-- BEGIN Listed records --
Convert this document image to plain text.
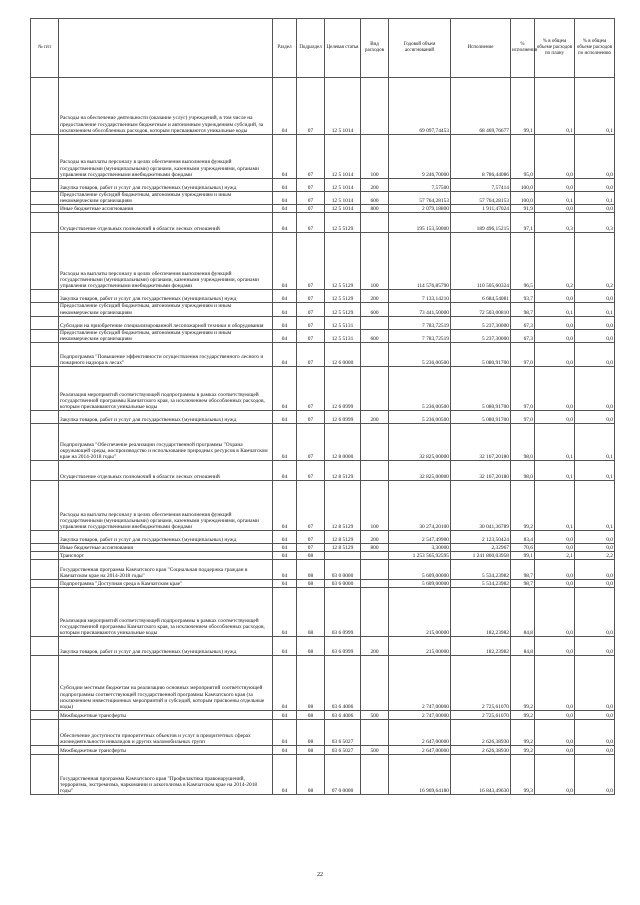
№ п/п		Раздел	Подраздел	Целевая статья	Вид расходов	Годовой объем ассигнований	Исполнение	% исполнения	% в общем объеме расходов по плану	% в общем объеме расходов по исполнению
	Расходы на обеспечение деятельности (оказание услуг) учреждений, в том числе на предоставление государственным бюджетным и автономным учреждениям субсидий, за исключением обособленных расходов, которым присваиваются уникальные коды	04	07	12 5 1014		69 097,74453	68 469,76677	99,1	0,1	0,1
	Расходы на выплаты персоналу в целях обеспечения выполнения функций государственными (муниципальными) органами, казенными учреждениями, органами управления государственными внебюджетными фондами	04	07	12 5 1014	100	9 246,70000	8 786,44086	95,0	0,0	0,0
	Закупка товаров, работ и услуг для государственных (муниципальных) нужд	04	07	12 5 1014	200	7,57500	7,57414	100,0	0,0	0,0
	Предоставление субсидий бюджетным, автономным учреждениям и иным некоммерческим организациям	04	07	12 5 1014	600	57 764,28153	57 764,28153	100,0	0,1	0,1
	Иные бюджетные ассигнования	04	07	12 5 1014	800	2 079,18800	1 911,47024	91,9	0,0	0,0
	Осуществление отдельных полномочий в области лесных отношений	04	07	12 5 5129		195 153,50000	189 496,15215	97,1	0,3	0,3
	Расходы на выплаты персоналу в целях обеспечения выполнения функций государственными (муниципальными) органами, казенными учреждениями, органами управления государственными внебюджетными фондами	04	07	12 5 5129	100	114 576,85790	110 505,60324	96,5	0,2	0,2
	Закупка товаров, работ и услуг для государственных (муниципальных) нужд	04	07	12 5 5129	200	7 133,14210	6 684,54081	93,7	0,0	0,0
	Предоставление субсидий бюджетным, автономным учреждениям и иным некоммерческим организациям	04	07	12 5 5129	600	73 441,50000	72 503,00810	98,7	0,1	0,1
	Субсидии на приобретение специализированной лесопожарной техники и оборудования	04	07	12 5 5131		7 783,72519	5 237,30000	67,3	0,0	0,0
	Предоставление субсидий бюджетным, автономным учреждениям и иным некоммерческим организациям	04	07	12 5 5131	600	7 783,72519	5 237,30000	67,3	0,0	0,0
	Подпрограмма "Повышение эффективности осуществления государственного лесного и пожарного надзора в лесах"	04	07	12 6 0000		5 236,00500	5 080,91700	97,0	0,0	0,0
	Реализация мероприятий соответствующей подпрограммы в рамках соответствующей государственной программы Камчатского края, за исключением обособленных расходов, которым присваиваются уникальные коды	04	07	12 6 0999		5 236,00500	5 080,91700	97,0	0,0	0,0
	Закупка товаров, работ и услуг для государственных (муниципальных) нужд	04	07	12 6 0999	200	5 236,00500	5 080,91700	97,0	0,0	0,0
	Подпрограмма "Обеспечение реализации государственной программы "Охрана окружающей среды, воспроизводство и использование природных ресурсов в Камчатском крае на 2014-2018 годы"	04	07	12 8 0000		32 825,00000	32 167,20180	98,0	0,1	0,1
	Осуществление отдельных полномочий в области лесных отношений	04	07	12 8 5129		32 825,00000	32 167,20180	98,0	0,1	0,1
	Расходы на выплаты персоналу в целях обеспечения выполнения функций государственными (муниципальными) органами, казенными учреждениями, органами управления государственными внебюджетными фондами	04	07	12 8 5129	100	30 274,20100	30 041,36789	99,2	0,1	0,1
	Закупка товаров, работ и услуг для государственных (муниципальных) нужд	04	07	12 8 5129	200	2 547,49900	2 123,50424	83,4	0,0	0,0
	Иные бюджетные ассигнования	04	07	12 8 5129	800	3,30000	2,32967	70,6	0,0	0,0
	Транспорт	04	08			1 253 565,92595	1 241 860,03958	99,1	2,1	2,2
	Государственная программа Камчатского края "Социальная поддержка граждан в Камчатском крае на 2014-2018 годы"	04	08	03 0 0000		5 609,00000	5 534,23982	98,7	0,0	0,0
	Подпрограмма "Доступная среда в Камчатском крае"	04	08	03 6 0000		5 609,00000	5 534,23982	98,7	0,0	0,0
	Реализация мероприятий соответствующей подпрограммы в рамках соответствующей государственной программы Камчатского края, за исключением обособленных расходов, которым присваиваются уникальные коды	04	08	03 6 0999		215,00000	182,23982	84,8	0,0	0,0
	Закупка товаров, работ и услуг для государственных (муниципальных) нужд	04	08	03 6 0999	200	215,00000	182,23982	84,8	0,0	0,0
	Субсидии местным бюджетам на реализацию основных мероприятий соответствующей подпрограммы соответствующей государственной программы Камчатского края (за исключением инвестиционных мероприятий и субсидий, которым присвоены отдельные коды)	04	08	03 6 4006		2 747,00000	2 725,61070	99,2	0,0	0,0
	Межбюджетные трансферты	04	08	03 6 4006	500	2 747,00000	2 725,61070	99,2	0,0	0,0
	Обеспечение доступности приоритетных объектов и услуг в приоритетных сферах жизнедеятельности инвалидов и других маломобильных групп	04	08	03 6 5027		2 647,00000	2 626,38930	99,2	0,0	0,0
	Межбюджетные трансферты	04	08	03 6 5027	500	2 647,00000	2 626,38930	99,2	0,0	0,0
	Государственная программа Камчатского края "Профилактика правонарушений, терроризма, экстремизма, наркомании и алкоголизма в Камчатском крае на 2014-2018 годы"	04	08	07 0 0000		16 969,64180	16 843,49630	99,3	0,0	0,0
22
-- END Listed records --
What this task involves — Would you set down the listing exactly, omitting pictures?

Answer for the task —
Convert this document image to plain text.
№ п/п		Раздел	Подраздел	Целевая статья	Вид расходов	Годовой объем ассигнований	Исполнение	% исполнения	% в общем объеме расходов по плану	% в общем объеме расходов по исполнению
	Расходы на обеспечение деятельности (оказание услуг) учреждений, в том числе на предоставление государственным бюджетным и автономным учреждениям субсидий, за исключением обособленных расходов, которым присваиваются уникальные коды	04	07	12 5 1014		69 097,74453	68 469,76677	99,1	0,1	0,1
	Расходы на выплаты персоналу в целях обеспечения выполнения функций государственными (муниципальными) органами, казенными учреждениями, органами управления государственными внебюджетными фондами	04	07	12 5 1014	100	9 246,70000	8 786,44086	95,0	0,0	0,0
	Закупка товаров, работ и услуг для государственных (муниципальных) нужд	04	07	12 5 1014	200	7,57500	7,57414	100,0	0,0	0,0
	Предоставление субсидий бюджетным, автономным учреждениям и иным некоммерческим организациям	04	07	12 5 1014	600	57 764,28153	57 764,28153	100,0	0,1	0,1
	Иные бюджетные ассигнования	04	07	12 5 1014	800	2 079,18800	1 911,47024	91,9	0,0	0,0
	Осуществление отдельных полномочий в области лесных отношений	04	07	12 5 5129		195 153,50000	189 496,15215	97,1	0,3	0,3
	Расходы на выплаты персоналу в целях обеспечения выполнения функций государственными (муниципальными) органами, казенными учреждениями, органами управления государственными внебюджетными фондами	04	07	12 5 5129	100	114 576,85790	110 505,60324	96,5	0,2	0,2
	Закупка товаров, работ и услуг для государственных (муниципальных) нужд	04	07	12 5 5129	200	7 133,14210	6 684,54081	93,7	0,0	0,0
	Предоставление субсидий бюджетным, автономным учреждениям и иным некоммерческим организациям	04	07	12 5 5129	600	73 441,50000	72 503,00810	98,7	0,1	0,1
	Субсидии на приобретение специализированной лесопожарной техники и оборудования	04	07	12 5 5131		7 783,72519	5 237,30000	67,3	0,0	0,0
	Предоставление субсидий бюджетным, автономным учреждениям и иным некоммерческим организациям	04	07	12 5 5131	600	7 783,72519	5 237,30000	67,3	0,0	0,0
	Подпрограмма "Повышение эффективности осуществления государственного лесного и пожарного надзора в лесах"	04	07	12 6 0000		5 236,00500	5 080,91700	97,0	0,0	0,0
	Реализация мероприятий соответствующей подпрограммы в рамках соответствующей государственной программы Камчатского края, за исключением обособленных расходов, которым присваиваются уникальные коды	04	07	12 6 0999		5 236,00500	5 080,91700	97,0	0,0	0,0
	Закупка товаров, работ и услуг для государственных (муниципальных) нужд	04	07	12 6 0999	200	5 236,00500	5 080,91700	97,0	0,0	0,0
	Подпрограмма "Обеспечение реализации государственной программы "Охрана окружающей среды, воспроизводство и использование природных ресурсов в Камчатском крае на 2014-2018 годы"	04	07	12 8 0000		32 825,00000	32 167,20180	98,0	0,1	0,1
	Осуществление отдельных полномочий в области лесных отношений	04	07	12 8 5129		32 825,00000	32 167,20180	98,0	0,1	0,1
	Расходы на выплаты персоналу в целях обеспечения выполнения функций государственными (муниципальными) органами, казенными учреждениями, органами управления государственными внебюджетными фондами	04	07	12 8 5129	100	30 274,20100	30 041,36789	99,2	0,1	0,1
	Закупка товаров, работ и услуг для государственных (муниципальных) нужд	04	07	12 8 5129	200	2 547,49900	2 123,50424	83,4	0,0	0,0
	Иные бюджетные ассигнования	04	07	12 8 5129	800	3,30000	2,32967	70,6	0,0	0,0
	Транспорт	04	08			1 253 565,92595	1 241 860,03958	99,1	2,1	2,2
	Государственная программа Камчатского края "Социальная поддержка граждан в Камчатском крае на 2014-2018 годы"	04	08	03 0 0000		5 609,00000	5 534,23982	98,7	0,0	0,0
	Подпрограмма "Доступная среда в Камчатском крае"	04	08	03 6 0000		5 609,00000	5 534,23982	98,7	0,0	0,0
	Реализация мероприятий соответствующей подпрограммы в рамках соответствующей государственной программы Камчатского края, за исключением обособленных расходов, которым присваиваются уникальные коды	04	08	03 6 0999		215,00000	182,23982	84,8	0,0	0,0
	Закупка товаров, работ и услуг для государственных (муниципальных) нужд	04	08	03 6 0999	200	215,00000	182,23982	84,8	0,0	0,0
	Субсидии местным бюджетам на реализацию основных мероприятий соответствующей подпрограммы соответствующей государственной программы Камчатского края (за исключением инвестиционных мероприятий и субсидий, которым присвоены отдельные коды)	04	08	03 6 4006		2 747,00000	2 725,61070	99,2	0,0	0,0
	Межбюджетные трансферты	04	08	03 6 4006	500	2 747,00000	2 725,61070	99,2	0,0	0,0
	Обеспечение доступности приоритетных объектов и услуг в приоритетных сферах жизнедеятельности инвалидов и других маломобильных групп	04	08	03 6 5027		2 647,00000	2 626,38930	99,2	0,0	0,0
	Межбюджетные трансферты	04	08	03 6 5027	500	2 647,00000	2 626,38930	99,2	0,0	0,0
	Государственная программа Камчатского края "Профилактика правонарушений, терроризма, экстремизма, наркомании и алкоголизма в Камчатском крае на 2014-2018 годы"	04	08	07 0 0000		16 969,64180	16 843,49630	99,3	0,0	0,0
22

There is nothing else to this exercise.